Go through the material below and copy all lines with "values".

Excerpts from a figure dataset:
::::::::

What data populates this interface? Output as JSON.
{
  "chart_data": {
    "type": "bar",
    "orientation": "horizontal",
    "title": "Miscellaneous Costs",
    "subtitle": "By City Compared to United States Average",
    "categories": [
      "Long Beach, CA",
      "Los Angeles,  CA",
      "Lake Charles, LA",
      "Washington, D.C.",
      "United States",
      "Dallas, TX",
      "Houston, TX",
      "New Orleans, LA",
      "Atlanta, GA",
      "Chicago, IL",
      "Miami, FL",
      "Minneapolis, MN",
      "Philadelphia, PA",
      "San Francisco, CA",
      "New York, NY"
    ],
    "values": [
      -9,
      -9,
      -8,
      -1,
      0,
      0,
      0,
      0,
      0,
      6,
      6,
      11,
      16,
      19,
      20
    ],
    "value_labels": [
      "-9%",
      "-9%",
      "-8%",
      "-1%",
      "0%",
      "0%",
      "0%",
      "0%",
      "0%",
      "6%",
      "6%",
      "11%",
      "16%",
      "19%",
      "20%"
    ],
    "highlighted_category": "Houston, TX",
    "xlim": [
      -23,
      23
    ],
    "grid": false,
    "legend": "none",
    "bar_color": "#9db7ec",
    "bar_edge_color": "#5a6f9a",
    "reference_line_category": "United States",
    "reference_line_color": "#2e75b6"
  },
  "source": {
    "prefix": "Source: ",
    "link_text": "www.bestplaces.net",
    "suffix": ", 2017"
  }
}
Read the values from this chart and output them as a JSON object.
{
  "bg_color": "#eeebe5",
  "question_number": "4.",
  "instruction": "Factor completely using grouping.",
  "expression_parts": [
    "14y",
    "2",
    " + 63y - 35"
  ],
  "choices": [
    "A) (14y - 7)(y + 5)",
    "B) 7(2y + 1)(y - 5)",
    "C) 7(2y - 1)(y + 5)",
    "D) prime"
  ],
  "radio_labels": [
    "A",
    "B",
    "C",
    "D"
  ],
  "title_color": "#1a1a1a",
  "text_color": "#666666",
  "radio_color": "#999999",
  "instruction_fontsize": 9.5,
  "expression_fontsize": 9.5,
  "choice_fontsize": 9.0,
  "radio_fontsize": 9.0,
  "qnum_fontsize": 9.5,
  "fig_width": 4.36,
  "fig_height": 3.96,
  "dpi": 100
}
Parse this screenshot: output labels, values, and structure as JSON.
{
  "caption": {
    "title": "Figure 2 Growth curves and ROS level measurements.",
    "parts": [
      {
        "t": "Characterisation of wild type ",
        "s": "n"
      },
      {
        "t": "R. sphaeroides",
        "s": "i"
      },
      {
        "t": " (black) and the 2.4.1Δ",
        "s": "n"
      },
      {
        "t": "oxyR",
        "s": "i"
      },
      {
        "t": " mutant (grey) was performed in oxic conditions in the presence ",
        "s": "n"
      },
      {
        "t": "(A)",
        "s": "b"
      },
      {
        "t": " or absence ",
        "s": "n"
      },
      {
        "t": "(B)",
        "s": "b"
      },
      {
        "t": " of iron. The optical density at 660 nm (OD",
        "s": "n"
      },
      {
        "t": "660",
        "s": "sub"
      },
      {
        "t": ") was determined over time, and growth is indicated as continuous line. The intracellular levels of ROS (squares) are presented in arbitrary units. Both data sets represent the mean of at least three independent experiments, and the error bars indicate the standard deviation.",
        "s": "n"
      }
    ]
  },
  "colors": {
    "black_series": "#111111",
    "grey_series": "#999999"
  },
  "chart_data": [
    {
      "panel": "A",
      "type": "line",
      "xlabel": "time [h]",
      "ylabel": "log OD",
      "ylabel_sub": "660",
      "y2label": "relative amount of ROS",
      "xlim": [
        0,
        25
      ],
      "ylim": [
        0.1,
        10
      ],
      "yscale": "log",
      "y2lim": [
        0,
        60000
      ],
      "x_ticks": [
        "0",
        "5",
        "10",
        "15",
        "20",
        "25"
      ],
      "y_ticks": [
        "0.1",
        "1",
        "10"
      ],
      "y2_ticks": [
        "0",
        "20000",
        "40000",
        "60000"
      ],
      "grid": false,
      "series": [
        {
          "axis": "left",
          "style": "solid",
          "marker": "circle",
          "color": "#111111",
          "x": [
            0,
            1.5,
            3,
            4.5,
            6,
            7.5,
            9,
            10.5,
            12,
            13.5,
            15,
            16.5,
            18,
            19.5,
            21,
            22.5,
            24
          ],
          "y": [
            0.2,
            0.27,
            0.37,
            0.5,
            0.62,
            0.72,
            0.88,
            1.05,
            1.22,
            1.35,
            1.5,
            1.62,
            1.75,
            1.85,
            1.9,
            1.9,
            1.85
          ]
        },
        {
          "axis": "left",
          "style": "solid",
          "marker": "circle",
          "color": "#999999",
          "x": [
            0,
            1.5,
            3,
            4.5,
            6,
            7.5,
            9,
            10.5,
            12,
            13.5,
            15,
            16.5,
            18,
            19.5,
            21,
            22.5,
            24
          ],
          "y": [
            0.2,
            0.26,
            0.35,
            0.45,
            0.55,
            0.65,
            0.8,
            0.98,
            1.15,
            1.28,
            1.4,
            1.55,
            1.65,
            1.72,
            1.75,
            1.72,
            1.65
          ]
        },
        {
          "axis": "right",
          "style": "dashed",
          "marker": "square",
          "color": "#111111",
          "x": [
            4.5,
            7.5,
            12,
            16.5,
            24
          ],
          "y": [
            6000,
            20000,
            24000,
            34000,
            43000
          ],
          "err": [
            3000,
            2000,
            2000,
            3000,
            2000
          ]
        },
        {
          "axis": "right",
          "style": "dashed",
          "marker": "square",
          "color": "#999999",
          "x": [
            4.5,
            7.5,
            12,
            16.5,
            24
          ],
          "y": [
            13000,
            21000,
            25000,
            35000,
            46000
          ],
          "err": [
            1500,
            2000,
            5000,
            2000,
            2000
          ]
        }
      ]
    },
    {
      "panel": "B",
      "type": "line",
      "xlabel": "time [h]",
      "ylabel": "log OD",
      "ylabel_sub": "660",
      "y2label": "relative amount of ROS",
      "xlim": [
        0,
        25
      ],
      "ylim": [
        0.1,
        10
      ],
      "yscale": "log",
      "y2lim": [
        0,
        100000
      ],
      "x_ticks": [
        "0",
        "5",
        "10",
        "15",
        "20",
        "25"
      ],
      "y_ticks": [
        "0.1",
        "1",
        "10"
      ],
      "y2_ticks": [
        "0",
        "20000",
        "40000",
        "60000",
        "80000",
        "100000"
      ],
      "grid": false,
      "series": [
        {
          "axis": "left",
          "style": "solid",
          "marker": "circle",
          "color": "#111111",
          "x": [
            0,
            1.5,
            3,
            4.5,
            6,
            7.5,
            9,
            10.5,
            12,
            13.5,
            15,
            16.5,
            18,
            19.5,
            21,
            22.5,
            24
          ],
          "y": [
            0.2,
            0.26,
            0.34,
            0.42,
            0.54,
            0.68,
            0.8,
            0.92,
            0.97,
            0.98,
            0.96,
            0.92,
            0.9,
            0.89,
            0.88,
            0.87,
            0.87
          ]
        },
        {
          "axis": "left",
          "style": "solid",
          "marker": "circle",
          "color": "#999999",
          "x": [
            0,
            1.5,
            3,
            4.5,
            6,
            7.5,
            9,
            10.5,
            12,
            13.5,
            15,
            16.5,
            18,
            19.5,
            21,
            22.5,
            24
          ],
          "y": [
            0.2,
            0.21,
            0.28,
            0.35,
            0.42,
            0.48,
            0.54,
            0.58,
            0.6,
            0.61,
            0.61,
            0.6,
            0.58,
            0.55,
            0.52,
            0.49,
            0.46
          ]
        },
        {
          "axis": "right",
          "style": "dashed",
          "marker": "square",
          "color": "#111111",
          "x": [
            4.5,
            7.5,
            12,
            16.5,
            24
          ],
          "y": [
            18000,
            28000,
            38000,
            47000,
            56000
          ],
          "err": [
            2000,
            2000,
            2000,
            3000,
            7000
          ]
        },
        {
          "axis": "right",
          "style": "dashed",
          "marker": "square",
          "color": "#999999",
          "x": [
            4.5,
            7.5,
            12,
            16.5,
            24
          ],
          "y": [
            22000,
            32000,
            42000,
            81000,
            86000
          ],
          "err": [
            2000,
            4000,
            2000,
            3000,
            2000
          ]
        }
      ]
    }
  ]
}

::::::::

ANSWER TO THE PROBLEM:
    "values": [
Read the values from this chart and output them as a JSON object.
Parse this screenshot: output labels, values, and structure as JSON.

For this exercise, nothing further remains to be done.